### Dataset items

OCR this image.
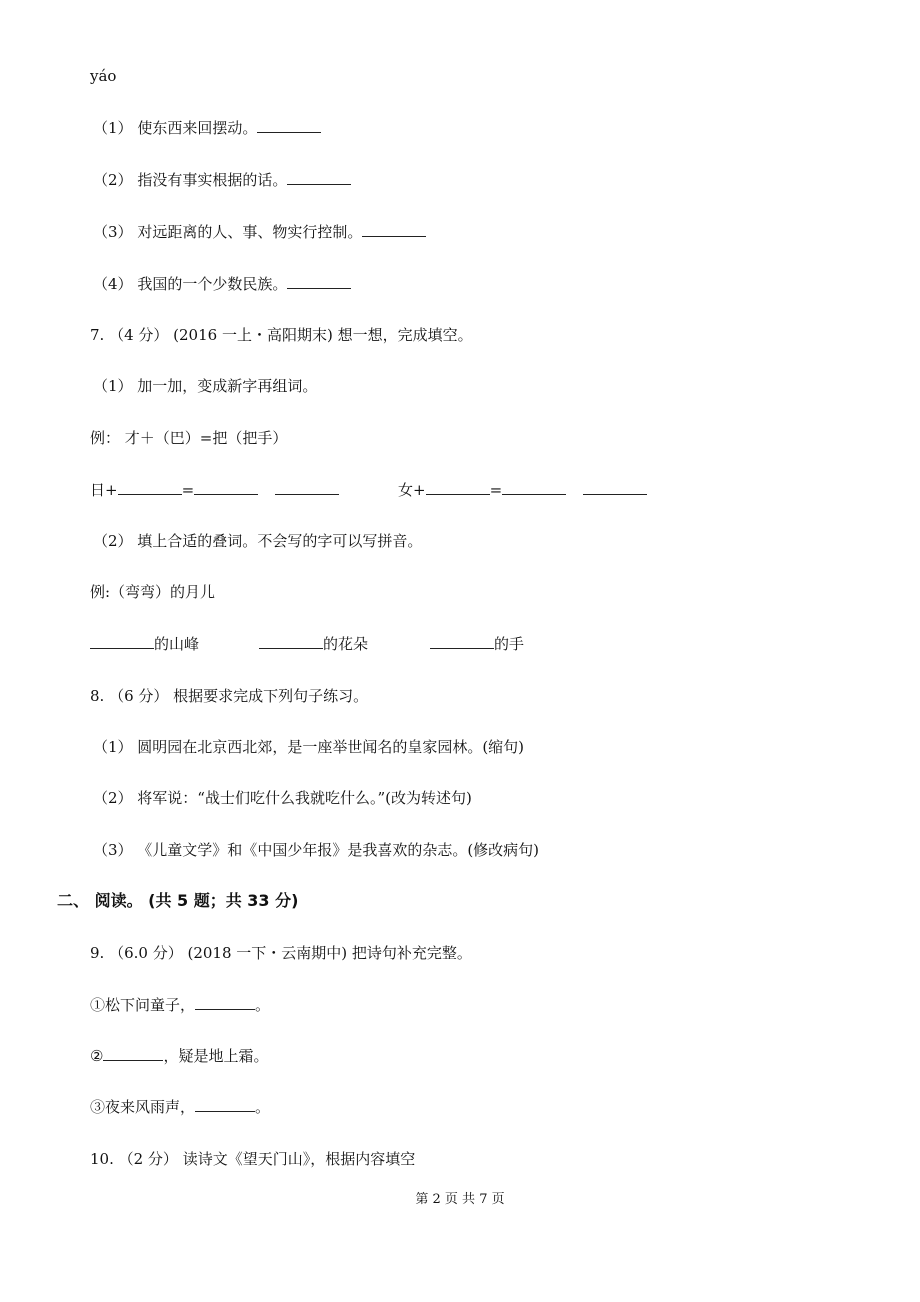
yáo
（1） 使东西来回摆动。
（2） 指没有事实根据的话。
（3） 对远距离的人、事、物实行控制。
（4） 我国的一个少数民族。
7. （4 分） (2016 一上・高阳期末) 想一想，完成填空。
（1） 加一加，变成新字再组词。
例： 才＋（巴）=把（把手）
日+	=	女+	=
（2） 填上合适的叠词。不会写的字可以写拼音。
例:（弯弯）的月儿
的山峰	的花朵	的手
8. （6 分） 根据要求完成下列句子练习。
（1） 圆明园在北京西北郊，是一座举世闻名的皇家园林。(缩句)
（2） 将军说：“战士们吃什么我就吃什么。”(改为转述句)
（3） 《儿童文学》和《中国少年报》是我喜欢的杂志。(修改病句)
二、 阅读。 (共 5 题；共 33 分)
9. （6.0 分） (2018 一下・云南期中) 把诗句补充完整。
①松下问童子，	。
②	，疑是地上霜。
③夜来风雨声，	。
10. （2 分） 读诗文《望天门山》，根据内容填空
第 2 页 共 7 页
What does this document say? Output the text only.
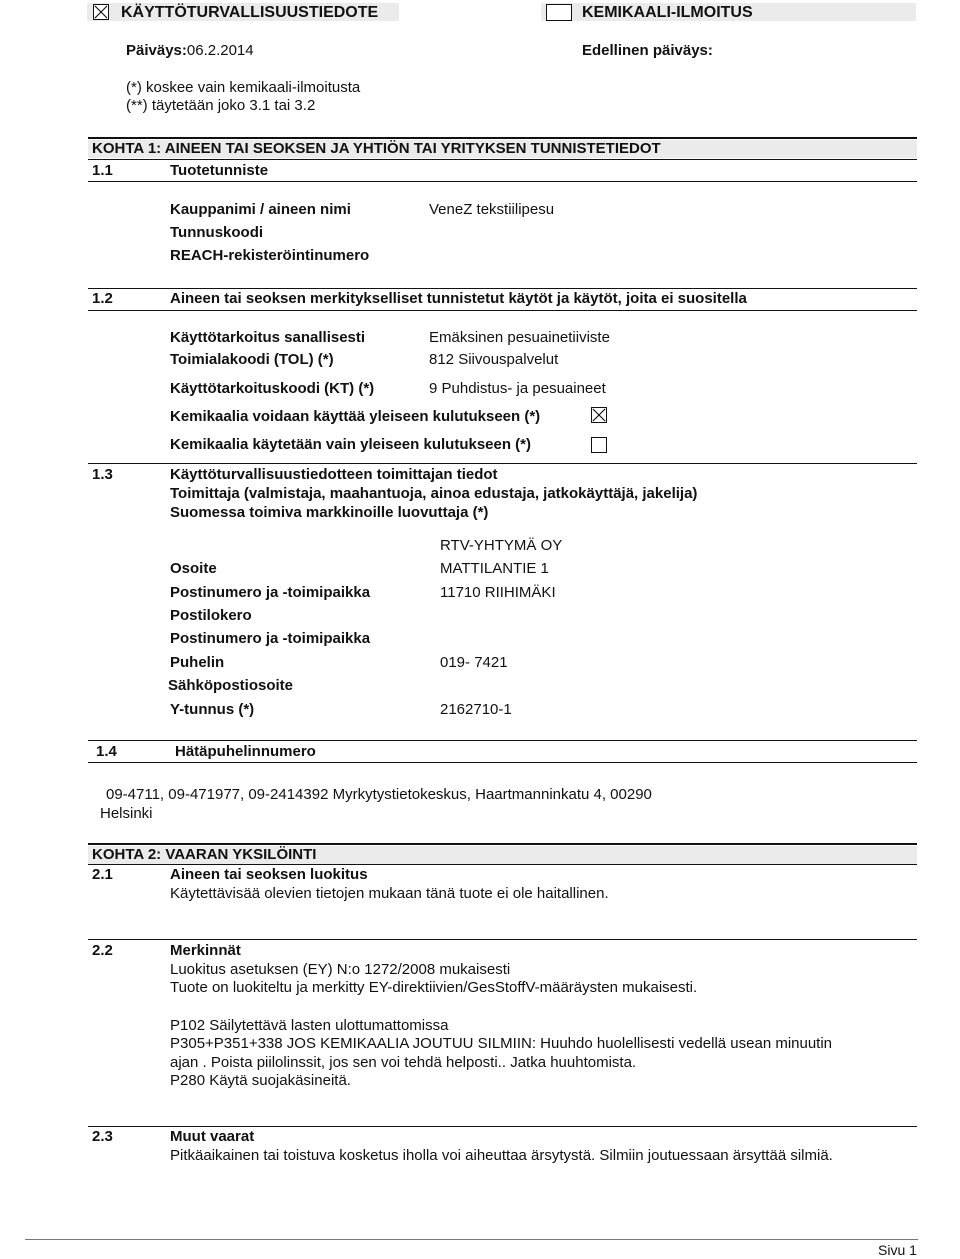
KÄYTTÖTURVALLISUUSTIEDOTE	KEMIKAALI-ILMOITUS
Päiväys:06.2.2014	Edellinen päiväys:
(*) koskee vain kemikaali-ilmoitusta
(**) täytetään joko 3.1 tai 3.2
KOHTA 1: AINEEN TAI SEOKSEN JA YHTIÖN TAI YRITYKSEN TUNNISTETIEDOT
1.1	Tuotetunniste
Kauppanimi / aineen nimi	VeneZ tekstiilipesu
Tunnuskoodi
REACH-rekisteröintinumero
1.2	Aineen tai seoksen merkitykselliset tunnistetut käytöt ja käytöt, joita ei suositella
Käyttötarkoitus sanallisesti	Emäksinen pesuainetiiviste
Toimialakoodi (TOL) (*)	812 Siivouspalvelut
Käyttötarkoituskoodi (KT) (*)	9 Puhdistus- ja pesuaineet
Kemikaalia voidaan käyttää yleiseen kulutukseen (*)
Kemikaalia käytetään vain yleiseen kulutukseen (*)
1.3	Käyttöturvallisuustiedotteen toimittajan tiedot
Toimittaja (valmistaja, maahantuoja, ainoa edustaja, jatkokäyttäjä, jakelija)
Suomessa toimiva markkinoille luovuttaja (*)
RTV-YHTYMÄ OY
Osoite	MATTILANTIE 1
Postinumero ja -toimipaikka	11710 RIIHIMÄKI
Postilokero
Postinumero ja -toimipaikka
Puhelin	019- 7421
Sähköpostiosoite
Y-tunnus (*)	2162710-1
1.4	Hätäpuhelinnumero
09-4711, 09-471977, 09-2414392 Myrkytystietokeskus, Haartmanninkatu 4, 00290
Helsinki
KOHTA 2: VAARAN YKSILÖINTI
2.1	Aineen tai seoksen luokitus
Käytettävisää olevien tietojen mukaan tänä tuote ei ole haitallinen.
2.2	Merkinnät
Luokitus asetuksen (EY) N:o 1272/2008 mukaisesti
Tuote on luokiteltu ja merkitty EY-direktiivien/GesStoffV-määräysten mukaisesti.
P102 Säilytettävä lasten ulottumattomissa
P305+P351+338 JOS KEMIKAALIA JOUTUU SILMIIN: Huuhdo huolellisesti vedellä usean minuutin
ajan . Poista piilolinssit, jos sen voi tehdä helposti.. Jatka huuhtomista.
P280 Käytä suojakäsineitä.
2.3	Muut vaarat
Pitkäaikainen tai toistuva kosketus iholla voi aiheuttaa ärsytystä. Silmiin joutuessaan ärsyttää silmiä.
Sivu 1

### Exercise task
Repeat the listing above exactly, with no pictures.

### Output of the exercise
OCR this image.
yáo
（1） 使东西来回摆动。
（2） 指没有事实根据的话。
（3） 对远距离的人、事、物实行控制。
（4） 我国的一个少数民族。
7. （4 分） (2016 一上・高阳期末) 想一想，完成填空。
（1） 加一加，变成新字再组词。
例： 才＋（巴）=把（把手）
日+	=	女+	=
（2） 填上合适的叠词。不会写的字可以写拼音。
例:（弯弯）的月儿
的山峰	的花朵	的手
8. （6 分） 根据要求完成下列句子练习。
（1） 圆明园在北京西北郊，是一座举世闻名的皇家园林。(缩句)
（2） 将军说：“战士们吃什么我就吃什么。”(改为转述句)
（3） 《儿童文学》和《中国少年报》是我喜欢的杂志。(修改病句)
二、 阅读。 (共 5 题；共 33 分)
9. （6.0 分） (2018 一下・云南期中) 把诗句补充完整。
①松下问童子，	。
②	，疑是地上霜。
③夜来风雨声，	。
10. （2 分） 读诗文《望天门山》，根据内容填空
第 2 页 共 7 页
What does this document say? Output the text only.
KÄYTTÖTURVALLISUUSTIEDOTE	KEMIKAALI-ILMOITUS
Päiväys:06.2.2014	Edellinen päiväys:
(*) koskee vain kemikaali-ilmoitusta
(**) täytetään joko 3.1 tai 3.2
KOHTA 1: AINEEN TAI SEOKSEN JA YHTIÖN TAI YRITYKSEN TUNNISTETIEDOT
1.1	Tuotetunniste
Kauppanimi / aineen nimi	VeneZ tekstiilipesu
Tunnuskoodi
REACH-rekisteröintinumero
1.2	Aineen tai seoksen merkitykselliset tunnistetut käytöt ja käytöt, joita ei suositella
Käyttötarkoitus sanallisesti	Emäksinen pesuainetiiviste
Toimialakoodi (TOL) (*)	812 Siivouspalvelut
Käyttötarkoituskoodi (KT) (*)	9 Puhdistus- ja pesuaineet
Kemikaalia voidaan käyttää yleiseen kulutukseen (*)
Kemikaalia käytetään vain yleiseen kulutukseen (*)
1.3	Käyttöturvallisuustiedotteen toimittajan tiedot
Toimittaja (valmistaja, maahantuoja, ainoa edustaja, jatkokäyttäjä, jakelija)
Suomessa toimiva markkinoille luovuttaja (*)
RTV-YHTYMÄ OY
Osoite	MATTILANTIE 1
Postinumero ja -toimipaikka	11710 RIIHIMÄKI
Postilokero
Postinumero ja -toimipaikka
Puhelin	019- 7421
Sähköpostiosoite
Y-tunnus (*)	2162710-1
1.4	Hätäpuhelinnumero
09-4711, 09-471977, 09-2414392 Myrkytystietokeskus, Haartmanninkatu 4, 00290
Helsinki
KOHTA 2: VAARAN YKSILÖINTI
2.1	Aineen tai seoksen luokitus
Käytettävisää olevien tietojen mukaan tänä tuote ei ole haitallinen.
2.2	Merkinnät
Luokitus asetuksen (EY) N:o 1272/2008 mukaisesti
Tuote on luokiteltu ja merkitty EY-direktiivien/GesStoffV-määräysten mukaisesti.
P102 Säilytettävä lasten ulottumattomissa
P305+P351+338 JOS KEMIKAALIA JOUTUU SILMIIN: Huuhdo huolellisesti vedellä usean minuutin
ajan . Poista piilolinssit, jos sen voi tehdä helposti.. Jatka huuhtomista.
P280 Käytä suojakäsineitä.
2.3	Muut vaarat
Pitkäaikainen tai toistuva kosketus iholla voi aiheuttaa ärsytystä. Silmiin joutuessaan ärsyttää silmiä.
Sivu 1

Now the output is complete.